» WHAT IS NEEDED
The entries below are to be repeated exactly as they stand.

» RECORD EXTRACTS

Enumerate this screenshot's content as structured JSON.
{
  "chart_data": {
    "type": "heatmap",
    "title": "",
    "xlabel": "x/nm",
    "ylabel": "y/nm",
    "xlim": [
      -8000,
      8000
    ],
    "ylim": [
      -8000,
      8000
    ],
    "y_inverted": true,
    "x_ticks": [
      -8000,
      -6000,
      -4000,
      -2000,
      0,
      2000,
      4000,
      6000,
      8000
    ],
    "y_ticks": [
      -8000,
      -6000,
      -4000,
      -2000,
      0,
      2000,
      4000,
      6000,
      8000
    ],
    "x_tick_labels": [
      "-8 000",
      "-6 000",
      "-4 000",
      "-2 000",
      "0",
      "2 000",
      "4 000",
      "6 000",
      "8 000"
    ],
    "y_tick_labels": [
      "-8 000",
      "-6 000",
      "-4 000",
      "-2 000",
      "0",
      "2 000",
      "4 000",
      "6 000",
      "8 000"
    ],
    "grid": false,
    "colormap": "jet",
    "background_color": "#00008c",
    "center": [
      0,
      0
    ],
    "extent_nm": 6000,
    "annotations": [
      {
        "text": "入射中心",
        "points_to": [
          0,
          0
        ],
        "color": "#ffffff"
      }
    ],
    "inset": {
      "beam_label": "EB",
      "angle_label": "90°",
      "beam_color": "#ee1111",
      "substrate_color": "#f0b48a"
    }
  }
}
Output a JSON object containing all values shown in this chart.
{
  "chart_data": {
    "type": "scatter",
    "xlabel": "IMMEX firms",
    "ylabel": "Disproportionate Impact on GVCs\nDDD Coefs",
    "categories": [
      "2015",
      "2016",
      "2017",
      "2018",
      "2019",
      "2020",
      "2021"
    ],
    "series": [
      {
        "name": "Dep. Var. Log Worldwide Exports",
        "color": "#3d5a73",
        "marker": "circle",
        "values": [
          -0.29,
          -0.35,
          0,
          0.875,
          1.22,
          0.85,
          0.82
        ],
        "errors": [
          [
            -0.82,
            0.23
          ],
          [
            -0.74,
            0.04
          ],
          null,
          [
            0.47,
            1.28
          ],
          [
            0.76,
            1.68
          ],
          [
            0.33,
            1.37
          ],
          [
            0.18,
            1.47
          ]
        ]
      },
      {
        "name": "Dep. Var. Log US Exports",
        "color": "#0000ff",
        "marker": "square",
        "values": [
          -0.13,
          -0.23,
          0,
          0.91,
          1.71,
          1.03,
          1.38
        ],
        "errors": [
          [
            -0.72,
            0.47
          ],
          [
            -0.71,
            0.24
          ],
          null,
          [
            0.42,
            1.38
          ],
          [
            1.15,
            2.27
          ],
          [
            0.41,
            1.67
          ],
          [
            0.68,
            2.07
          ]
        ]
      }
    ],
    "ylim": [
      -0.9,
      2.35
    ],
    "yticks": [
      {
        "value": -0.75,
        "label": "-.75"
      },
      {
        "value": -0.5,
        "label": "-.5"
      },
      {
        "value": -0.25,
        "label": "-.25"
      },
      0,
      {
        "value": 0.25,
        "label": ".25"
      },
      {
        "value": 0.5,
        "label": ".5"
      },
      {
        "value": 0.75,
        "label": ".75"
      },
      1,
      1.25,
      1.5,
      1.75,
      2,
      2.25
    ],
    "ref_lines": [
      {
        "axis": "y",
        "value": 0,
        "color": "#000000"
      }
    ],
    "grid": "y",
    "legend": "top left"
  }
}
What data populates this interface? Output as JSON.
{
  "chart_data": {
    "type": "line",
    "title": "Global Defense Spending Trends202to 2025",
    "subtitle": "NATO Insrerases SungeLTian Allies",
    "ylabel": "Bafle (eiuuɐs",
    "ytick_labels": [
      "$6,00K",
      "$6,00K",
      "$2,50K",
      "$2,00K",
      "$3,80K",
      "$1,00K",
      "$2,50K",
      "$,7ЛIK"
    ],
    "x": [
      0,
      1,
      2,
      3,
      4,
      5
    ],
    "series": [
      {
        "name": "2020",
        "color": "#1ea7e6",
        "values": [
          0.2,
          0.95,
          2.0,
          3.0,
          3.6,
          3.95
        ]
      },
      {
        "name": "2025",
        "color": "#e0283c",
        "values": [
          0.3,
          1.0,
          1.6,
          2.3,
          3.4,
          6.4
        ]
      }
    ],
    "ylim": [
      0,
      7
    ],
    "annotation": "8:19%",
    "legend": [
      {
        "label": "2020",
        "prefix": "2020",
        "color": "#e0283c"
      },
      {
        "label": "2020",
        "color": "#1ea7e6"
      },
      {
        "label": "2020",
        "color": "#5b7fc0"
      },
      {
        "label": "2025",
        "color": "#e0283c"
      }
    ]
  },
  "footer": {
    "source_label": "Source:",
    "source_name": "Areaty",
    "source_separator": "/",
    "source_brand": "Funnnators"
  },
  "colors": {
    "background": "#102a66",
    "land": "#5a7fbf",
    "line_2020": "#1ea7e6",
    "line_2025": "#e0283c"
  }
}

» RESPONSE
Enumerate this screenshot's content as structured JSON.
{
  "chart_data": {
    "type": "heatmap",
    "title": "",
    "xlabel": "x/nm",
    "ylabel": "y/nm",
    "xlim": [
      -8000,
      8000
    ],
    "ylim": [
      -8000,
      8000
    ],
    "y_inverted": true,
    "x_ticks": [
      -8000,
      -6000,
      -4000,
      -2000,
      0,
      2000,
      4000,
      6000,
      8000
    ],
    "y_ticks": [
      -8000,
      -6000,
      -4000,
      -2000,
      0,
      2000,
      4000,
      6000,
      8000
    ],
    "x_tick_labels": [
      "-8 000",
      "-6 000",
      "-4 000",
      "-2 000",
      "0",
      "2 000",
      "4 000",
      "6 000",
      "8 000"
    ],
    "y_tick_labels": [
      "-8 000",
      "-6 000",
      "-4 000",
      "-2 000",
      "0",
      "2 000",
      "4 000",
      "6 000",
      "8 000"
    ],
    "grid": false,
    "colormap": "jet",
    "background_color": "#00008c",
    "center": [
      0,
      0
    ],
    "extent_nm": 6000,
    "annotations": [
      {
        "text": "入射中心",
        "points_to": [
          0,
          0
        ],
        "color": "#ffffff"
      }
    ],
    "inset": {
      "beam_label": "EB",
      "angle_label": "90°",
      "beam_color": "#ee1111",
      "substrate_color": "#f0b48a"
    }
  }
}
Output a JSON object containing all values shown in this chart.
{
  "chart_data": {
    "type": "scatter",
    "xlabel": "IMMEX firms",
    "ylabel": "Disproportionate Impact on GVCs\nDDD Coefs",
    "categories": [
      "2015",
      "2016",
      "2017",
      "2018",
      "2019",
      "2020",
      "2021"
    ],
    "series": [
      {
        "name": "Dep. Var. Log Worldwide Exports",
        "color": "#3d5a73",
        "marker": "circle",
        "values": [
          -0.29,
          -0.35,
          0,
          0.875,
          1.22,
          0.85,
          0.82
        ],
        "errors": [
          [
            -0.82,
            0.23
          ],
          [
            -0.74,
            0.04
          ],
          null,
          [
            0.47,
            1.28
          ],
          [
            0.76,
            1.68
          ],
          [
            0.33,
            1.37
          ],
          [
            0.18,
            1.47
          ]
        ]
      },
      {
        "name": "Dep. Var. Log US Exports",
        "color": "#0000ff",
        "marker": "square",
        "values": [
          -0.13,
          -0.23,
          0,
          0.91,
          1.71,
          1.03,
          1.38
        ],
        "errors": [
          [
            -0.72,
            0.47
          ],
          [
            -0.71,
            0.24
          ],
          null,
          [
            0.42,
            1.38
          ],
          [
            1.15,
            2.27
          ],
          [
            0.41,
            1.67
          ],
          [
            0.68,
            2.07
          ]
        ]
      }
    ],
    "ylim": [
      -0.9,
      2.35
    ],
    "yticks": [
      {
        "value": -0.75,
        "label": "-.75"
      },
      {
        "value": -0.5,
        "label": "-.5"
      },
      {
        "value": -0.25,
        "label": "-.25"
      },
      0,
      {
        "value": 0.25,
        "label": ".25"
      },
      {
        "value": 0.5,
        "label": ".5"
      },
      {
        "value": 0.75,
        "label": ".75"
      },
      1,
      1.25,
      1.5,
      1.75,
      2,
      2.25
    ],
    "ref_lines": [
      {
        "axis": "y",
        "value": 0,
        "color": "#000000"
      }
    ],
    "grid": "y",
    "legend": "top left"
  }
}
What data populates this interface? Output as JSON.
{
  "chart_data": {
    "type": "line",
    "title": "Global Defense Spending Trends202to 2025",
    "subtitle": "NATO Insrerases SungeLTian Allies",
    "ylabel": "Bafle (eiuuɐs",
    "ytick_labels": [
      "$6,00K",
      "$6,00K",
      "$2,50K",
      "$2,00K",
      "$3,80K",
      "$1,00K",
      "$2,50K",
      "$,7ЛIK"
    ],
    "x": [
      0,
      1,
      2,
      3,
      4,
      5
    ],
    "series": [
      {
        "name": "2020",
        "color": "#1ea7e6",
        "values": [
          0.2,
          0.95,
          2.0,
          3.0,
          3.6,
          3.95
        ]
      },
      {
        "name": "2025",
        "color": "#e0283c",
        "values": [
          0.3,
          1.0,
          1.6,
          2.3,
          3.4,
          6.4
        ]
      }
    ],
    "ylim": [
      0,
      7
    ],
    "annotation": "8:19%",
    "legend": [
      {
        "label": "2020",
        "prefix": "2020",
        "color": "#e0283c"
      },
      {
        "label": "2020",
        "color": "#1ea7e6"
      },
      {
        "label": "2020",
        "color": "#5b7fc0"
      },
      {
        "label": "2025",
        "color": "#e0283c"
      }
    ]
  },
  "footer": {
    "source_label": "Source:",
    "source_name": "Areaty",
    "source_separator": "/",
    "source_brand": "Funnnators"
  },
  "colors": {
    "background": "#102a66",
    "land": "#5a7fbf",
    "line_2020": "#1ea7e6",
    "line_2025": "#e0283c"
  }
}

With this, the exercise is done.